**Source passage**
** Start **
Scott Hungerford

eSpec Books interviews Scott Hungerford, contributor to The Weird Wild West edited by Misty Massey, Emily Lavin Leverett, and Margaret S. McGraw.

eSB: What is your favorite western movie and why?

SH: As a guilty pleasure, I have to say that it’s the Quick and the Dead, a western directed by Sam Raimi.  The cinematography just makes me happy, as it recreated Sergio Leone’s Spaghetti Westerns in a classic Raimi style.  It doesn’t compare to any of the John Wayne classics, but it is the first western I bought and still own on DVD.

eSB: What does the wild frontier mean to you?

SH: Not as much as unclaimed as unexplored, to me the frontier implies a sense of space, a sense of isolation and freedom that is unlike anything you’ll find on a quick weekend vacation.  It’s a place where the only rules are your own personal limitations, set within an often beautiful, unforgiving landscape that lets no small mistake go unanswered.

eSB: Who would you say is your Wild West role model and why?

SH: From watching a lot of television growing up, I would like to say that James T. West from the Wild Wild West is my natural choice… but at the end of the day it’s really Artemus Gordon.  His use of disguise and gadgets to help beat the bad guys inspired a lot of the gadgety aspects of my steampunk fiction and helped flesh out a number of the game products I’ve worked on in the past.

eSB: What would you say is required reading for fans of Weird Wild West fiction?

SH: Maplecroft by Cherie Priest is my first thought, as well as Boneshaker, another book by the same author that is one of my favorites in the genre of the weird.

eSB: What interested you in working on this project?

SH: While I grew up in Downtown Seattle, without much interaction with anything bigger than alley cats or stray pigeons, a good friend of mine started taking me to state fairs about ten years ago.  With those day trips came the chance to see bull-riding exhibitions, to watch some of the bravest men I’ve ever seen doing their best to last eight seconds atop a thousand-pound bucking bull.  This last year, I had the privilege to see the PBR World Finals for all four days in Las Vegas, to watch the best in the sport doing what they do best at the risk of their own lives with every ride.  It was during this time that I got the raw idea for the short story.  When a friend let me know about the Weird Wild West anthology, I knew that I had found the perfect venue for the tale!
** End **
Extend the Scott Hungerford interview above, picking up right after its final answer.

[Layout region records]
** Start **
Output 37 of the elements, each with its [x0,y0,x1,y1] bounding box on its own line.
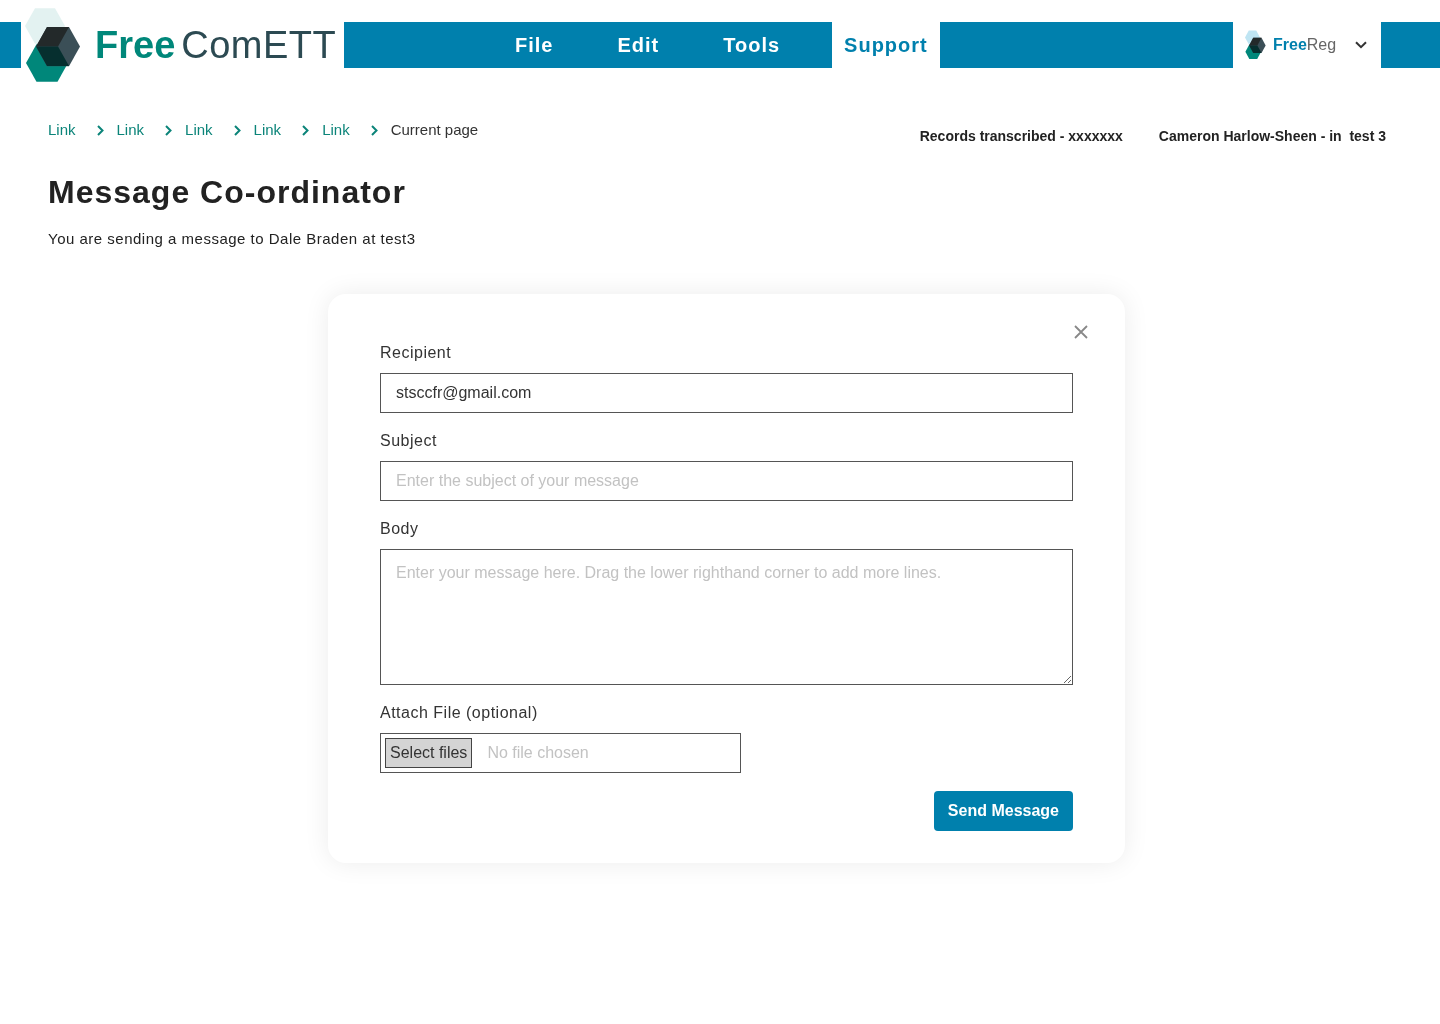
records-count-text: Records transcribed - xxxxxxx [919,127,1123,145]
chevron-right-icon [370,124,378,136]
breadcrumb-link[interactable]: Link [253,120,282,140]
send-message-button[interactable]: Send Message [933,791,1073,831]
text-input-field[interactable]: Enter the subject of your message [380,461,1073,501]
menu-tab[interactable]: File [503,22,566,68]
breadcrumb-current: Current page [390,120,479,140]
breadcrumb-link[interactable]: Link [48,120,76,140]
field-label: Recipient [380,343,453,363]
menu-tab[interactable]: Support [832,22,940,68]
breadcrumb-link[interactable]: Link [185,120,213,140]
chevron-right-icon [233,124,241,136]
user-info-text: Cameron Harlow-Sheen - in test 3 [1158,127,1386,145]
chevron-right-icon [96,124,104,136]
file-input-field[interactable]: Select files No file chosen [380,733,741,773]
breadcrumb-link[interactable]: Link [322,120,350,140]
intro-text: You are sending a message to Dale Braden at test3 [48,229,417,249]
chevron-down-icon [1355,41,1368,49]
site-switcher-dropdown[interactable]: FreeReg [1233,22,1381,68]
menu-tab[interactable]: Tools [711,22,793,68]
field-label: Body [380,519,420,539]
chevron-right-icon [165,124,173,136]
field-label: Subject [380,431,438,451]
field-label: Attach File (optional) [380,703,539,723]
close-icon [1074,325,1088,339]
chevron-right-icon [302,124,310,136]
breadcrumb-link[interactable]: Link [116,120,145,140]
hexagon-logo-icon [25,6,81,84]
menu-tab[interactable]: Edit [605,22,672,68]
close-button[interactable] [1072,323,1090,341]
text-input-field[interactable]: stsccfr@gmail.com [380,373,1073,413]
app-logo-text: Free ComETT [95,26,337,64]
hexagon-logo-icon [1245,30,1266,60]
message-body-field[interactable]: Enter your message here. Drag the lower righthand corner to add more lines. [380,549,1073,685]
page-title: Message Co-ordinator [48,173,407,211]
file-status-text: No file chosen [487,743,589,763]
select-files-button[interactable]: Select files [385,738,473,768]
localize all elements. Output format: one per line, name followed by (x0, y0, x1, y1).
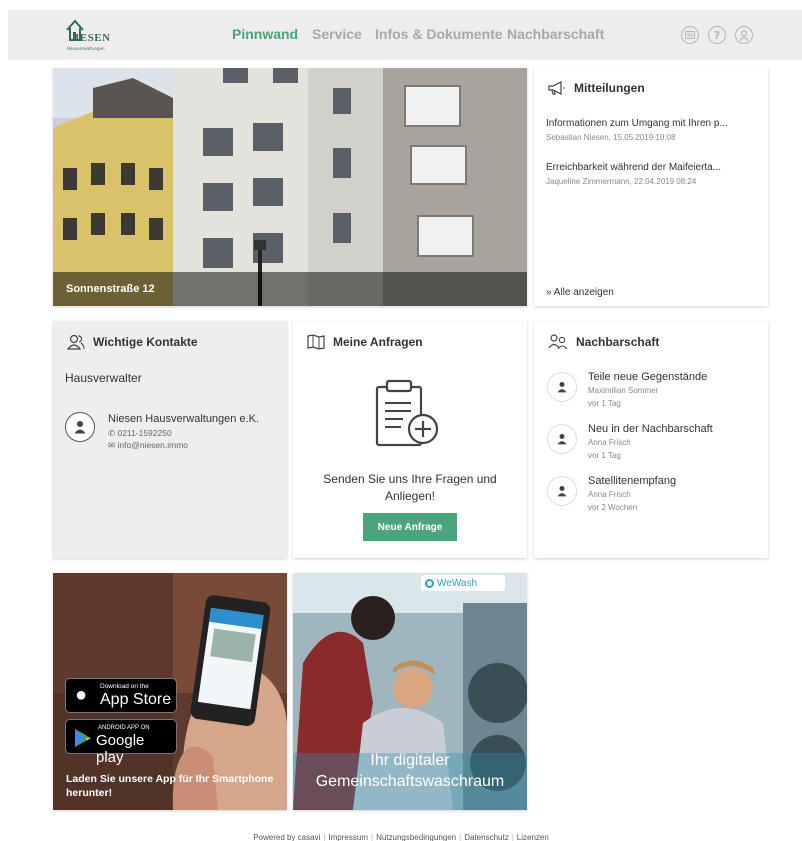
clipboard-add-icon (375, 379, 439, 447)
kontakte-title-text: Wichtige Kontakte (93, 335, 198, 349)
footer-separator: | (370, 833, 374, 841)
footer-separator: | (459, 833, 462, 841)
play-triangle-icon (75, 729, 91, 747)
contact-phone-text: 0211-1592250 (117, 428, 172, 438)
footer-link-nutzungsbedingungen[interactable]: Nutzungsbedingungen (376, 833, 456, 841)
building-photo (53, 68, 527, 306)
contact-role: Hausverwalter (65, 371, 142, 385)
post-author: Maximilian Sommer (588, 386, 659, 395)
wewash-brand-text: WeWash (437, 577, 478, 589)
messages-icon[interactable] (681, 26, 699, 44)
post-author: Anna Frisch (588, 438, 631, 447)
megaphone-icon (548, 81, 565, 95)
nachbarschaft-card: Nachbarschaft Teile neue Gegenstände Max… (534, 321, 768, 558)
app-download-banner[interactable]: ● Download on the App Store ANDROID APP … (53, 573, 287, 810)
top-header: IESEN Hausverwaltungen Pinnwand Service … (8, 10, 802, 60)
wewash-ring-icon (425, 578, 434, 588)
post-time: vor 1 Tag (588, 451, 621, 460)
nav-infos-dokumente[interactable]: Infos & Dokumente (375, 26, 503, 42)
app-promo-caption: Laden Sie unsere App für Ihr Smartphone … (66, 773, 274, 799)
kontakte-card: Wichtige Kontakte Hausverwalter Niesen H… (53, 321, 287, 558)
footer-link-impressum[interactable]: Impressum (328, 833, 368, 841)
powered-by: Powered by casavi (253, 833, 321, 841)
contact-phone[interactable]: ✆ 0211-1592250 (108, 428, 172, 439)
contact-avatar (65, 412, 95, 442)
wash-caption-line1: Ihr digitaler (370, 752, 450, 769)
nav-nachbarschaft[interactable]: Nachbarschaft (507, 26, 604, 42)
help-icon[interactable]: ? (708, 26, 726, 44)
footer-link-lizenzen[interactable]: Lizenzen (517, 833, 549, 841)
person-icon (74, 421, 86, 434)
google-play-badge[interactable]: ANDROID APP ON Google play (65, 719, 177, 766)
map-book-icon (307, 334, 325, 350)
wewash-banner[interactable]: WeWash Ihr digitaler Gemeinschaftswaschr… (293, 573, 527, 810)
contact-email-text: info@niesen.immo (117, 440, 189, 450)
brand-logo[interactable]: IESEN Hausverwaltungen (65, 18, 125, 54)
property-address: Sonnenstraße 12 (66, 283, 155, 295)
post-avatar (548, 425, 576, 453)
post-title: Neu in der Nachbarschaft (588, 423, 713, 435)
neighborhood-post[interactable]: Teile neue Gegenstände Maximilian Sommer… (548, 371, 758, 419)
message-title[interactable]: Informationen zum Umgang mit Ihren p... (546, 118, 758, 129)
play-big-text: Google play (96, 732, 145, 766)
show-all-link[interactable]: » Alle anzeigen (546, 287, 614, 298)
wewash-logo: WeWash (421, 575, 505, 591)
footer-link-datenschutz[interactable]: Datenschutz (464, 833, 508, 841)
mitteilungen-title: Mitteilungen (548, 81, 645, 95)
contact-name: Niesen Hausverwaltungen e.K. (108, 413, 260, 425)
play-small-text: ANDROID APP ON (98, 725, 150, 731)
nav-pinnwand[interactable]: Pinnwand (232, 26, 298, 42)
post-title: Satellitenempfang (588, 475, 677, 487)
person-icon (557, 382, 567, 393)
anfragen-title-text: Meine Anfragen (333, 335, 423, 349)
anfragen-card: Meine Anfragen Senden Sie uns Ihre Frage… (293, 321, 527, 558)
post-time: vor 1 Tag (588, 399, 621, 408)
hero-caption-bar: Sonnenstraße 12 (53, 272, 527, 306)
nav-service[interactable]: Service (312, 26, 362, 42)
kontakte-title: Wichtige Kontakte (67, 334, 198, 350)
contact-email[interactable]: ✉ info@niesen.immo (108, 440, 188, 451)
post-avatar (548, 373, 576, 401)
neue-anfrage-button[interactable]: Neue Anfrage (363, 513, 457, 541)
neighbors-icon (548, 334, 568, 350)
neighborhood-post[interactable]: Neu in der Nachbarschaft Anna Frisch vor… (548, 423, 758, 471)
app-store-badge[interactable]: ● Download on the App Store (65, 678, 177, 713)
nachbarschaft-title-text: Nachbarschaft (576, 335, 660, 349)
anfragen-title: Meine Anfragen (307, 334, 423, 350)
logo-subtitle: Hausverwaltungen (67, 46, 105, 51)
person-icon (557, 434, 567, 445)
post-author: Anna Frisch (588, 490, 631, 499)
person-icon (557, 486, 567, 497)
post-title: Teile neue Gegenstände (588, 371, 708, 383)
contacts-icon (67, 334, 85, 350)
appstore-big-text: App Store (100, 691, 172, 708)
message-meta: Jaqueline Zimmermann, 22.04.2019 08:24 (546, 177, 697, 186)
anfragen-description: Senden Sie uns Ihre Fragen und Anliegen! (323, 472, 497, 503)
profile-icon[interactable] (735, 26, 753, 44)
message-title[interactable]: Erreichbarkeit während der Maifeierta... (546, 162, 758, 173)
message-meta: Sebastian Niesen, 15.05.2019 10:08 (546, 133, 676, 142)
logo-text: IESEN (75, 32, 111, 44)
post-time: vor 2 Wochen (588, 503, 638, 512)
footer-separator: | (323, 833, 326, 841)
nachbarschaft-title: Nachbarschaft (548, 334, 659, 350)
appstore-small-text: Download on the (100, 683, 149, 690)
footer-separator: | (511, 833, 514, 841)
page-footer: Powered by casavi | Impressum | Nutzungsbedi… (0, 833, 802, 841)
mitteilungen-card: Mitteilungen Informationen zum Umgang mi… (534, 68, 768, 306)
mitteilungen-title-text: Mitteilungen (574, 81, 645, 95)
property-hero-image[interactable]: Sonnenstraße 12 (53, 68, 527, 306)
neighborhood-post[interactable]: Satellitenempfang Anna Frisch vor 2 Woch… (548, 475, 758, 523)
post-avatar (548, 477, 576, 505)
apple-icon: ● (75, 684, 88, 706)
wash-caption-line2: Gemeinschaftswaschraum (315, 773, 505, 790)
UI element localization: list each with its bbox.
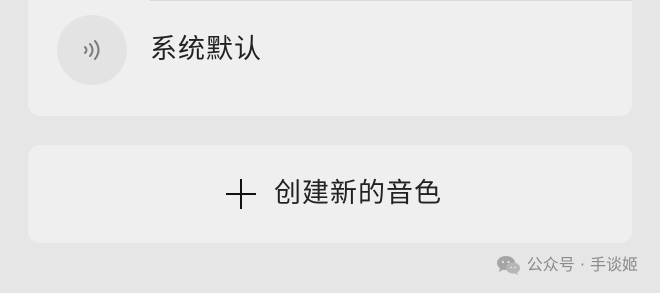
create-voice-button[interactable]: 创建新的音色: [28, 145, 632, 243]
create-voice-label: 创建新的音色: [274, 178, 442, 209]
list-divider: [150, 0, 632, 1]
create-voice-content: 创建新的音色: [226, 177, 442, 211]
voice-option-label: 系统默认: [150, 34, 262, 65]
wechat-icon: [496, 256, 520, 275]
sound-wave-icon: [84, 40, 100, 60]
voice-option-system-default[interactable]: 系统默认: [28, 13, 632, 85]
watermark-text: 公众号 · 手谈姬: [526, 255, 638, 274]
plus-icon: [226, 179, 256, 209]
wechat-watermark: 公众号 · 手谈姬: [496, 254, 638, 276]
voice-list-card: 系统默认: [28, 0, 632, 116]
voice-avatar: [57, 15, 127, 85]
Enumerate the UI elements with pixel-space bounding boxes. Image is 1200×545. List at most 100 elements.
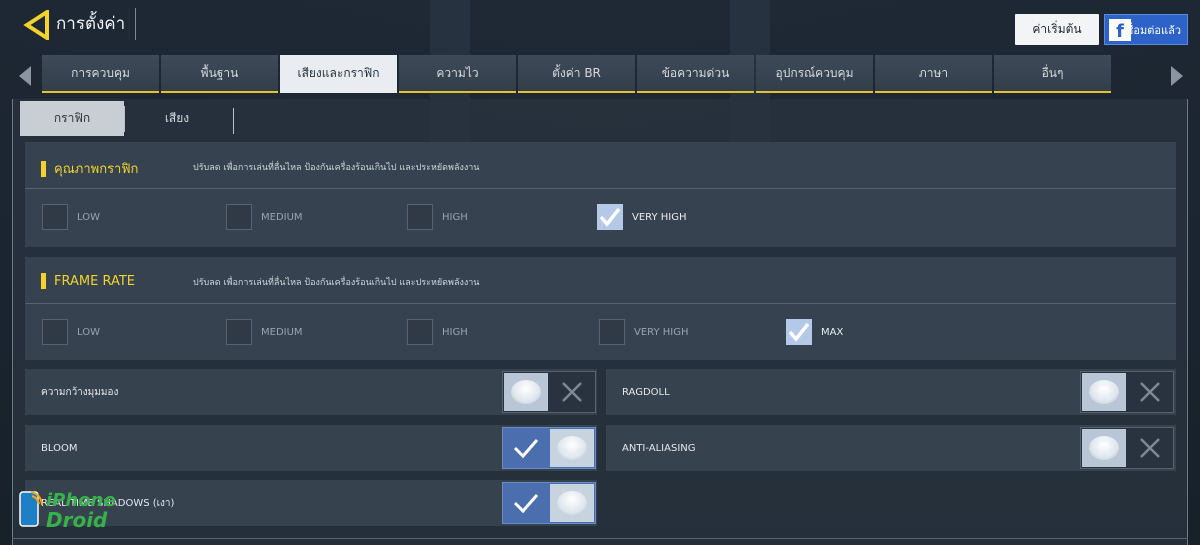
tab-controller[interactable]: อุปกรณ์ควบคุม xyxy=(756,55,873,93)
frame-rate-section: FRAME RATE ปรับลด เพื่อการเล่นที่ลื่นไหล… xyxy=(25,257,1176,360)
divider xyxy=(12,538,1188,539)
shadows-toggle[interactable] xyxy=(502,482,596,524)
divider xyxy=(25,188,1176,189)
checkbox[interactable] xyxy=(226,319,252,345)
option-label: HIGH xyxy=(442,211,468,223)
section-header: คุณภาพกราฟิก xyxy=(41,158,138,179)
section-description: ปรับลด เพื่อการเล่นที่ลื่นไหล ป้องกันเคร… xyxy=(193,163,480,173)
back-arrow-icon xyxy=(23,10,49,40)
subtab-graphics[interactable]: กราฟิก xyxy=(20,101,124,136)
graphics-quality-section: คุณภาพกราฟิก ปรับลด เพื่อการเล่นที่ลื่นไ… xyxy=(25,142,1176,247)
fov-toggle[interactable] xyxy=(502,371,596,413)
knob-icon xyxy=(1089,436,1119,460)
tab-language[interactable]: ภาษา xyxy=(875,55,992,93)
checkbox-checked[interactable] xyxy=(786,319,812,345)
option-label: MEDIUM xyxy=(261,211,303,223)
watermark-logo: iPhone Droid xyxy=(16,486,116,536)
knob-icon xyxy=(557,491,587,515)
framerate-option-low[interactable]: LOW xyxy=(42,319,100,345)
bloom-row: BLOOM xyxy=(25,425,597,471)
toggle-off-indicator xyxy=(1128,429,1172,467)
ragdoll-label: RAGDOLL xyxy=(622,386,670,398)
option-label: LOW xyxy=(77,211,100,223)
section-accent-bar xyxy=(41,273,46,289)
section-title: FRAME RATE xyxy=(54,273,135,289)
watermark-text: Droid xyxy=(46,508,108,532)
chevron-right-icon xyxy=(1171,66,1183,86)
toggle-knob xyxy=(1082,373,1126,411)
option-label: VERY HIGH xyxy=(634,326,689,338)
checkbox[interactable] xyxy=(226,204,252,230)
tab-br-settings[interactable]: ตั้งค่า BR xyxy=(518,55,635,93)
ragdoll-row: RAGDOLL xyxy=(606,369,1176,415)
section-header: FRAME RATE xyxy=(41,273,135,289)
checkbox[interactable] xyxy=(407,204,433,230)
tab-sensitivity[interactable]: ความไว xyxy=(399,55,516,93)
back-button[interactable] xyxy=(22,10,52,40)
checkmark-icon xyxy=(513,439,539,459)
main-tabs: การควบคุม พื้นฐาน เสียงและกราฟิก ความไว … xyxy=(42,55,1111,93)
toggle-knob xyxy=(550,484,594,522)
tab-audio-graphics[interactable]: เสียงและกราฟิก xyxy=(280,55,397,93)
divider xyxy=(25,303,1176,304)
toggle-knob xyxy=(504,373,548,411)
tab-other[interactable]: อื่นๆ xyxy=(994,55,1111,93)
option-label: MEDIUM xyxy=(261,326,303,338)
quality-option-low[interactable]: LOW xyxy=(42,204,100,230)
framerate-option-high[interactable]: HIGH xyxy=(407,319,468,345)
close-icon xyxy=(562,382,582,402)
tab-scroll-right-button[interactable] xyxy=(1166,62,1188,90)
knob-icon xyxy=(511,380,541,404)
facebook-connect-button[interactable]: f เชื่อมต่อแล้ว xyxy=(1104,14,1188,45)
bloom-label: BLOOM xyxy=(41,442,78,454)
toggle-off-indicator xyxy=(550,373,594,411)
tab-controls[interactable]: การควบคุม xyxy=(42,55,159,93)
quality-option-medium[interactable]: MEDIUM xyxy=(226,204,303,230)
framerate-option-very-high[interactable]: VERY HIGH xyxy=(599,319,689,345)
subtab-divider xyxy=(233,108,234,134)
anti-aliasing-toggle[interactable] xyxy=(1080,427,1174,469)
section-title: คุณภาพกราฟิก xyxy=(54,162,139,177)
facebook-icon: f xyxy=(1109,19,1131,41)
anti-aliasing-label: ANTI-ALIASING xyxy=(622,442,696,454)
option-label: HIGH xyxy=(442,326,468,338)
option-label: VERY HIGH xyxy=(632,211,687,223)
knob-icon xyxy=(557,436,587,460)
checkbox[interactable] xyxy=(407,319,433,345)
checkbox[interactable] xyxy=(42,204,68,230)
quality-option-high[interactable]: HIGH xyxy=(407,204,468,230)
tab-basic[interactable]: พื้นฐาน xyxy=(161,55,278,93)
ragdoll-toggle[interactable] xyxy=(1080,371,1174,413)
checkbox[interactable] xyxy=(599,319,625,345)
chevron-left-icon xyxy=(19,66,31,86)
framerate-option-medium[interactable]: MEDIUM xyxy=(226,319,303,345)
toggle-knob xyxy=(1082,429,1126,467)
close-icon xyxy=(1140,438,1160,458)
tab-scroll-left-button[interactable] xyxy=(14,62,36,90)
framerate-option-max[interactable]: MAX xyxy=(786,319,843,345)
toggle-off-indicator xyxy=(1128,373,1172,411)
option-label: LOW xyxy=(77,326,100,338)
reset-defaults-button[interactable]: ค่าเริ่มต้น xyxy=(1015,14,1099,45)
toggle-on-indicator xyxy=(504,484,548,522)
sub-tabs: กราฟิก เสียง xyxy=(20,101,229,136)
bloom-toggle[interactable] xyxy=(502,427,596,469)
quality-option-very-high[interactable]: VERY HIGH xyxy=(597,204,687,230)
checkbox[interactable] xyxy=(42,319,68,345)
checkmark-icon xyxy=(513,494,539,514)
checkmark-icon xyxy=(599,207,621,227)
section-accent-bar xyxy=(41,160,46,177)
anti-aliasing-row: ANTI-ALIASING xyxy=(606,425,1176,471)
option-label: MAX xyxy=(821,326,844,338)
checkbox-checked[interactable] xyxy=(597,204,623,230)
section-description: ปรับลด เพื่อการเล่นที่ลื่นไหล ป้องกันเคร… xyxy=(193,278,480,288)
toggle-on-indicator xyxy=(504,429,548,467)
phone-icon xyxy=(19,491,43,527)
knob-icon xyxy=(1089,380,1119,404)
fov-row: ความกว้างมุมมอง xyxy=(25,369,597,415)
subtab-audio[interactable]: เสียง xyxy=(125,101,229,136)
page-title: การตั้งค่า xyxy=(56,8,137,40)
checkmark-icon xyxy=(788,322,810,342)
tab-quick-messages[interactable]: ข้อความด่วน xyxy=(637,55,754,93)
toggle-knob xyxy=(550,429,594,467)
** End **
**Output of the task**
eSB: How do you research to capture that western feel?

SH: I had the good luck to attend the Professional Bull Riding championships this last year.  While spending a week in Las Vegas with showgirls and slot machines didn’t exactly give me a deeper understanding of western culture, in talking to folks in the stands, including my ninety-year old seatmate who worked as a woodcarver for his entire life, I got a really good idea of what makes someone from that culture tick.  Hard work, maximum effort, telling the truth to others and oneself, and to never, ever surrender even when faced with impossible odds.

eSB: Which Wild West archetype (Gambler, Outlaw, Saloon Girl, School Marm, Railroad Man, Pioneer, Cowboy, Lawman or Indian) would you chose to be and why?

SH: My auntie Leila is to blame, as she taught me how to play blackjack, poker, and cribbage when I was just five years old.  I’ve always been the gambler hooked on luck, taking risks on long odds, especially during my twenty year career as a game designer working on everything from Magic: the Gathering to Marvel and Disney products.)  While I’m not one to leap into trouble every time it presents itself, I really enjoy finding ways to beat the odds, especially when the chips are stacked against me or the teams that I’m a part of.

eSB: Have you written/created anything else in a weird western vein? Please tell us about it.

SH: One of my core novel plots involves the iconic trickster god, Raven, trying to save his daughter from being turned into a vampire.  During their journey to find the cure, they have to travel on a haunted riverboat that sails the currents of the Mississippi, even to the point of cutting through the boundaries of time itself to make its way from port to port. Raven first boarded the boat as a carpetbagger back in the 1800’s looking for a good poker game – and the legacy of that cursed journey, and the love affair that began on that trip, still haunts him to the current day.

eSB: What are some of your own works readers can look for?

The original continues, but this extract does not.